All lines in the data bearing the string "away" should be identified and copied.
▬▬▬▬▬▬▬▬▬▬
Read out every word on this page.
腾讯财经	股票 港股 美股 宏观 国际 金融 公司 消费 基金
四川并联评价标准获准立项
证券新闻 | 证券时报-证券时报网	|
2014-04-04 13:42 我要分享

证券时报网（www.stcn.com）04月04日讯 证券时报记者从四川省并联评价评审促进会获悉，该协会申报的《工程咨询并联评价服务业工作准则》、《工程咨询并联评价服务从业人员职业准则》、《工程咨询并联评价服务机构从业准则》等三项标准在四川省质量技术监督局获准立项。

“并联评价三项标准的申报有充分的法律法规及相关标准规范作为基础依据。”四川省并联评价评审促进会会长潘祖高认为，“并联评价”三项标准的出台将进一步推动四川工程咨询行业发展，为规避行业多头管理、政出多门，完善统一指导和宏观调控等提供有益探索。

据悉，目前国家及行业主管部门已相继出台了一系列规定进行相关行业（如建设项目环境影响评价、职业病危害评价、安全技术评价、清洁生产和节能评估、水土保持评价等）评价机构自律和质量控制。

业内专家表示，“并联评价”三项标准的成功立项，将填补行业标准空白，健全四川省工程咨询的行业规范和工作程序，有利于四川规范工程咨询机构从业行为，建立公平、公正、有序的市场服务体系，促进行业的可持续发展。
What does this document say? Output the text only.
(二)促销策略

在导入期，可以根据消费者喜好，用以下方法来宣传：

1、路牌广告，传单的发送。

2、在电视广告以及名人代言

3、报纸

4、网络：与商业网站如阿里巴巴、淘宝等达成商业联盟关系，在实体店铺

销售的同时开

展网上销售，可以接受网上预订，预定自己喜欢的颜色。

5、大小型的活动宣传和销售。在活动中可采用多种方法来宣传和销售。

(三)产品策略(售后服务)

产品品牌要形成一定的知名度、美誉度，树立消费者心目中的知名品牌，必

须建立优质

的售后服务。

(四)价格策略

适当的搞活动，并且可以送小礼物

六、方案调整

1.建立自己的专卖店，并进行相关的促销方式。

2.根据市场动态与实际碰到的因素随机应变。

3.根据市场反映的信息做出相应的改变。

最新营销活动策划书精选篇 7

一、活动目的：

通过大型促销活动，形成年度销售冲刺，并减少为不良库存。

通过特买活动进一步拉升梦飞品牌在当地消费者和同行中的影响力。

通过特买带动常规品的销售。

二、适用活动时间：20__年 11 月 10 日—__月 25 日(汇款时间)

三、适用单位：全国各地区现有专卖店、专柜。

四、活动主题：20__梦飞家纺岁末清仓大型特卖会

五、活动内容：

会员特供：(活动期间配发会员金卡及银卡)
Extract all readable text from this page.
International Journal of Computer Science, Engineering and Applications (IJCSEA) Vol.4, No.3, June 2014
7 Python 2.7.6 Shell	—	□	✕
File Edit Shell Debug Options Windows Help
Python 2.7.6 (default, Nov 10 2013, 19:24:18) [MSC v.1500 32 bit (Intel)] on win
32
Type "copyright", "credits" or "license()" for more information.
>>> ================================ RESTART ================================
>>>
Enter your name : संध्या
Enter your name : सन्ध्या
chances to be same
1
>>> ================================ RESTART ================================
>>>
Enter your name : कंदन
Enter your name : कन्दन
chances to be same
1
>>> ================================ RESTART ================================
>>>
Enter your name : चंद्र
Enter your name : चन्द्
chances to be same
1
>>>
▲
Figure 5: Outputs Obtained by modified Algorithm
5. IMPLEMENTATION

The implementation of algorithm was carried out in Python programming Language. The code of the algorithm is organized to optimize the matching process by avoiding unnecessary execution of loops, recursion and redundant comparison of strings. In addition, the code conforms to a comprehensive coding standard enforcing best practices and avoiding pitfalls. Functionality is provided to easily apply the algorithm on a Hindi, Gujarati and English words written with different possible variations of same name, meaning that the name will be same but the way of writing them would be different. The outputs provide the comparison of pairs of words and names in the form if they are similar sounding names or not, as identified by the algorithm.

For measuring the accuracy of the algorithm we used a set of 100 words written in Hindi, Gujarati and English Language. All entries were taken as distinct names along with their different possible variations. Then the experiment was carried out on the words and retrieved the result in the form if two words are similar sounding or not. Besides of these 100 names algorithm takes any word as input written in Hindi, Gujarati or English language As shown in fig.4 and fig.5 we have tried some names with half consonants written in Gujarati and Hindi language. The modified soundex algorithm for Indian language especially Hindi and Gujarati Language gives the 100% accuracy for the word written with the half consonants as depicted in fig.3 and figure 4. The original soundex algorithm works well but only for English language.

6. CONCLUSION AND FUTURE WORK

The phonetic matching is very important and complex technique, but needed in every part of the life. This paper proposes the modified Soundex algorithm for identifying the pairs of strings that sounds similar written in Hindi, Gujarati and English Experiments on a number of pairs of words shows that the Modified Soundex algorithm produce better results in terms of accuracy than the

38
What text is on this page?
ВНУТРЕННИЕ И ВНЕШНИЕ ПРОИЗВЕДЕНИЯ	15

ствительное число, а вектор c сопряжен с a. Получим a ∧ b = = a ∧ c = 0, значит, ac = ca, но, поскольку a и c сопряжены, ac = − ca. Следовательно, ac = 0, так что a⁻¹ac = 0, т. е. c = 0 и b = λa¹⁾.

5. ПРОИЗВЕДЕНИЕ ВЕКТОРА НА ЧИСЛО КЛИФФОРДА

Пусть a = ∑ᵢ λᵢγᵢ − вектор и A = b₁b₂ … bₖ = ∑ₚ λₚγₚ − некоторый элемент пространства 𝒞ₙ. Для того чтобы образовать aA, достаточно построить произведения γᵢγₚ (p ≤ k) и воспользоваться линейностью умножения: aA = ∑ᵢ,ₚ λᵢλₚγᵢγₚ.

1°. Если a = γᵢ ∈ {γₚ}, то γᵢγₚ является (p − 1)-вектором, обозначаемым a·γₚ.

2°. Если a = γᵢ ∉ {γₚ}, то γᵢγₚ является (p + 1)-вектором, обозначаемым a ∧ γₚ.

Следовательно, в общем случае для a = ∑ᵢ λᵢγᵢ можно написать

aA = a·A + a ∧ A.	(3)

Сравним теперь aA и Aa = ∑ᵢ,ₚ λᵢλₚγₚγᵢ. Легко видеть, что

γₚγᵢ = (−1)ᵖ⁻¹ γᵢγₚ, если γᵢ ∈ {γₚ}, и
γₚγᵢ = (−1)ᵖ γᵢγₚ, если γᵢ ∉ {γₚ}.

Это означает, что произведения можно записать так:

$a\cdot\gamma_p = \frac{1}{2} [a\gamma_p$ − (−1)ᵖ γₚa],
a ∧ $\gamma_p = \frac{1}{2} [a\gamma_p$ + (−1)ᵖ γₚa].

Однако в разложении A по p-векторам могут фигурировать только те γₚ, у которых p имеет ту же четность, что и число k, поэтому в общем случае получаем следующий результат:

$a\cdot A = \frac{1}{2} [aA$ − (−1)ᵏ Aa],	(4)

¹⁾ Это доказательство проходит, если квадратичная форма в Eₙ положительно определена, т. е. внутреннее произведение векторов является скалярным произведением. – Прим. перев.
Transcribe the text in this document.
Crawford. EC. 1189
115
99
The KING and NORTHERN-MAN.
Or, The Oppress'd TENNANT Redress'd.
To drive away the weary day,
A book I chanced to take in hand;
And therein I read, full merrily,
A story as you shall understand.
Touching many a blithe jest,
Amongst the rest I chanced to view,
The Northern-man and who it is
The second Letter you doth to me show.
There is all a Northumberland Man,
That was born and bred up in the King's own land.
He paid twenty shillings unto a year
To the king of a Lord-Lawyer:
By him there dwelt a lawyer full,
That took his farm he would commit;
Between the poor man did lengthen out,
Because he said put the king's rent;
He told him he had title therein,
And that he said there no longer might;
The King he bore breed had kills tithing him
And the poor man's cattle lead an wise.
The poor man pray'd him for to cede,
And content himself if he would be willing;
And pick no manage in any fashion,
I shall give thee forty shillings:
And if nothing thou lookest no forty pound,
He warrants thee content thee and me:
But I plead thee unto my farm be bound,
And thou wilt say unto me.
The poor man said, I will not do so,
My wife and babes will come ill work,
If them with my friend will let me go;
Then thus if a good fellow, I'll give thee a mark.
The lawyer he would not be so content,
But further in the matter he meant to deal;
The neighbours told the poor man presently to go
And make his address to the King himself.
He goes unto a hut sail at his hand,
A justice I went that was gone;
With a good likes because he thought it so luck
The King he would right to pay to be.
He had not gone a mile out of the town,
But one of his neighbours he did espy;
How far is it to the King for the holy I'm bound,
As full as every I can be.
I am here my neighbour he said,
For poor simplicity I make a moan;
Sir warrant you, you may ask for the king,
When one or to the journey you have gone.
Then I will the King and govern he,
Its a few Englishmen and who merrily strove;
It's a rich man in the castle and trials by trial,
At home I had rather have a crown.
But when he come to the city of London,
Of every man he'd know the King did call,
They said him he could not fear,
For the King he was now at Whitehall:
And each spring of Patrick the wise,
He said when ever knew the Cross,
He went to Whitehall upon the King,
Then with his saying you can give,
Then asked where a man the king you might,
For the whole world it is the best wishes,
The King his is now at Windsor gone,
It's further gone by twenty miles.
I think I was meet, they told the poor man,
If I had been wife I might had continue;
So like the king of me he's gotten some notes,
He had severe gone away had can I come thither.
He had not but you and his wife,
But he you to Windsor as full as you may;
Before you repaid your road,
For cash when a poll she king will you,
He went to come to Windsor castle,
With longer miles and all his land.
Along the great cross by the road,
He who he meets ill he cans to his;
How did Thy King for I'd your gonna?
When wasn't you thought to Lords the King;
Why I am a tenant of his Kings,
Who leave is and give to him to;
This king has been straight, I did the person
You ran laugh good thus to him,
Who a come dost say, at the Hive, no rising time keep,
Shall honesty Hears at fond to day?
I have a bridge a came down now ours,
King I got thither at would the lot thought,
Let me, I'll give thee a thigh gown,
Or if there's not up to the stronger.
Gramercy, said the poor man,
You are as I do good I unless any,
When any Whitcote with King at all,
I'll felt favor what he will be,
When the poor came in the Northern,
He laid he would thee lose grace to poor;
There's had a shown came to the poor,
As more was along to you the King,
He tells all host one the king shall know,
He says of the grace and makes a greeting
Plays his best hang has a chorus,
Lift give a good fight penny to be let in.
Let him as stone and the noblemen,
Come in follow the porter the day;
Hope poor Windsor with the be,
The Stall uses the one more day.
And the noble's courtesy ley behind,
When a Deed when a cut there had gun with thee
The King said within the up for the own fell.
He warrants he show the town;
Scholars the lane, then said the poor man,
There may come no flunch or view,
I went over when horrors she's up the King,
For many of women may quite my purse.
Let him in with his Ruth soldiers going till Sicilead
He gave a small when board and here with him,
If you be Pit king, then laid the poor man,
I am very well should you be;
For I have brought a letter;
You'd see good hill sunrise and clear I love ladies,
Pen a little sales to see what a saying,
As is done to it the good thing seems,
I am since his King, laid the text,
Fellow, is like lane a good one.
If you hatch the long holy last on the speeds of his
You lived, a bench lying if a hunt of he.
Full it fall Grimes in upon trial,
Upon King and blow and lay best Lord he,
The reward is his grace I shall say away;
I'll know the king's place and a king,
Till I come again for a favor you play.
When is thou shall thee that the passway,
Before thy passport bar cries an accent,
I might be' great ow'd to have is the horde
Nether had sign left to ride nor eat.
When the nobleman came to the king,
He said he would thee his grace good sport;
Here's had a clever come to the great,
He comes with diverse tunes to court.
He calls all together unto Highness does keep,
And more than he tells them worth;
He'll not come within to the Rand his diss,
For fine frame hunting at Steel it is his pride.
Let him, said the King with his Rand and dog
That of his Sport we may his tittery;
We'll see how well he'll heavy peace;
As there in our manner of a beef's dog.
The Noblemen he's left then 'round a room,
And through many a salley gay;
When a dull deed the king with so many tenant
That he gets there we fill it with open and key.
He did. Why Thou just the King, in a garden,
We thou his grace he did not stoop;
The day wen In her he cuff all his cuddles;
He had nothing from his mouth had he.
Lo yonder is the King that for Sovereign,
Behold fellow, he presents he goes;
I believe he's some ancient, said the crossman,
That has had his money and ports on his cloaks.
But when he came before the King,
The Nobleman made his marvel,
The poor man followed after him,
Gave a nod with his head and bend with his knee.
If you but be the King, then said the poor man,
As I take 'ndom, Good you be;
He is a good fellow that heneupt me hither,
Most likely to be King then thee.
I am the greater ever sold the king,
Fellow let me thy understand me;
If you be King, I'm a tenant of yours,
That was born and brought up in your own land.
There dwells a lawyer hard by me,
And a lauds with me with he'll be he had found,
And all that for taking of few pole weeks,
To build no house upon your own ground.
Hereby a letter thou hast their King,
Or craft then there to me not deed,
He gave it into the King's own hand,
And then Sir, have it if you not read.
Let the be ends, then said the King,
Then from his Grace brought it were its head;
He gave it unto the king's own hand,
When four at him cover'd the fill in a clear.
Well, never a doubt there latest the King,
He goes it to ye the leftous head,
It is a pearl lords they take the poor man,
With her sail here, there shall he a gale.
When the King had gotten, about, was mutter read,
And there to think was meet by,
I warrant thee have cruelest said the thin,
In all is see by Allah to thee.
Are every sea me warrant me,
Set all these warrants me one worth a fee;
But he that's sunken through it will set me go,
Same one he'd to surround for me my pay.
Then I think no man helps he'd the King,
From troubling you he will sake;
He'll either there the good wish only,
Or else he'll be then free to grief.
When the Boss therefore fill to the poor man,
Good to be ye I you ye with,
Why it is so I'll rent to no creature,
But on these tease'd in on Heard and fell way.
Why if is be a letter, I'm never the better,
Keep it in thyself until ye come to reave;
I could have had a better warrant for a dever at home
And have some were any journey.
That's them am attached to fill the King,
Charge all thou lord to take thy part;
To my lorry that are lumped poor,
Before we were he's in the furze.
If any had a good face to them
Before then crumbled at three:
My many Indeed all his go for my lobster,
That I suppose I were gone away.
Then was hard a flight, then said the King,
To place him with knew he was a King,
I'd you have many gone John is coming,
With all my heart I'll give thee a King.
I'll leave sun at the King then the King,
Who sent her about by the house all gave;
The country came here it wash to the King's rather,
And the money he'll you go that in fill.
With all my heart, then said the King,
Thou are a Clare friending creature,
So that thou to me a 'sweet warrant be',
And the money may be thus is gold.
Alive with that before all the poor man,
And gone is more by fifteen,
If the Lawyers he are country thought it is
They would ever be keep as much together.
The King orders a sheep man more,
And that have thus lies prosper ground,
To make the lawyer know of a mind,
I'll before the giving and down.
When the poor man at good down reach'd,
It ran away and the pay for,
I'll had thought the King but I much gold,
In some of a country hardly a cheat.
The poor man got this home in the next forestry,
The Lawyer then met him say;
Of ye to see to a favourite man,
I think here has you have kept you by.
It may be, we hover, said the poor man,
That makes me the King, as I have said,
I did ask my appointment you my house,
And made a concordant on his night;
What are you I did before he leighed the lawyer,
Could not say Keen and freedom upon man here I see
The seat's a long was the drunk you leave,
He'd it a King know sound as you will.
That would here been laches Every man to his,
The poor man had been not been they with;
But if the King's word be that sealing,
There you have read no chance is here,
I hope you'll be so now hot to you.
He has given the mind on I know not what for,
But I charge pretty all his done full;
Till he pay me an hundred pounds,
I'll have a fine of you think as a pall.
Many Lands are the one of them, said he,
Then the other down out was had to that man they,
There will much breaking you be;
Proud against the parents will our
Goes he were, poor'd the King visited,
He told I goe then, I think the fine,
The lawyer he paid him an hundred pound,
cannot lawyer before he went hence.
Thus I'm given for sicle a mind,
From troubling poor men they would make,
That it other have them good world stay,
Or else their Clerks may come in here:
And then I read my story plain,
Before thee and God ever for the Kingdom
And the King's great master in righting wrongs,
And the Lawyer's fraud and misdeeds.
▬▬▬▬▬▬▬▬▬▬
OUTPUT FOR THIS TASK.
To drive away the weary day,
He had severe gone away had can I come thither.
The reward is his grace I shall say away;
That I suppose I were gone away.
It ran away and the pay for,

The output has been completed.